* _TO DO_
Give the number of lines holding the string "Bountiful", and nothing else.

begin

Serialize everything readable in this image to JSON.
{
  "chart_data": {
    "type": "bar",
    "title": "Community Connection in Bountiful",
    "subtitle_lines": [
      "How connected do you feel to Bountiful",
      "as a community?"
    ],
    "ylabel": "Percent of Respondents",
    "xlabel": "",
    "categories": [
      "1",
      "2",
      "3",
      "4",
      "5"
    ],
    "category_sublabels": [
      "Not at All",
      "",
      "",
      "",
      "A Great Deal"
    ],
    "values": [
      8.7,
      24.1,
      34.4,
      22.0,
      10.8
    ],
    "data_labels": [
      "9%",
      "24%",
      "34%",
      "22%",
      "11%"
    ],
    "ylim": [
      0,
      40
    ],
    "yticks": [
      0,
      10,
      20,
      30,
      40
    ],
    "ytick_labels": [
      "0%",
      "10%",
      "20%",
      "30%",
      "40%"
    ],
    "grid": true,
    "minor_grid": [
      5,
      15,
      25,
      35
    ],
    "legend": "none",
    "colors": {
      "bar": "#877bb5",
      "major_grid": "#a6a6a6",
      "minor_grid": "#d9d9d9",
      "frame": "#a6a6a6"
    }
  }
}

end

* _ANSWER FOR THIS EXERCISE_
2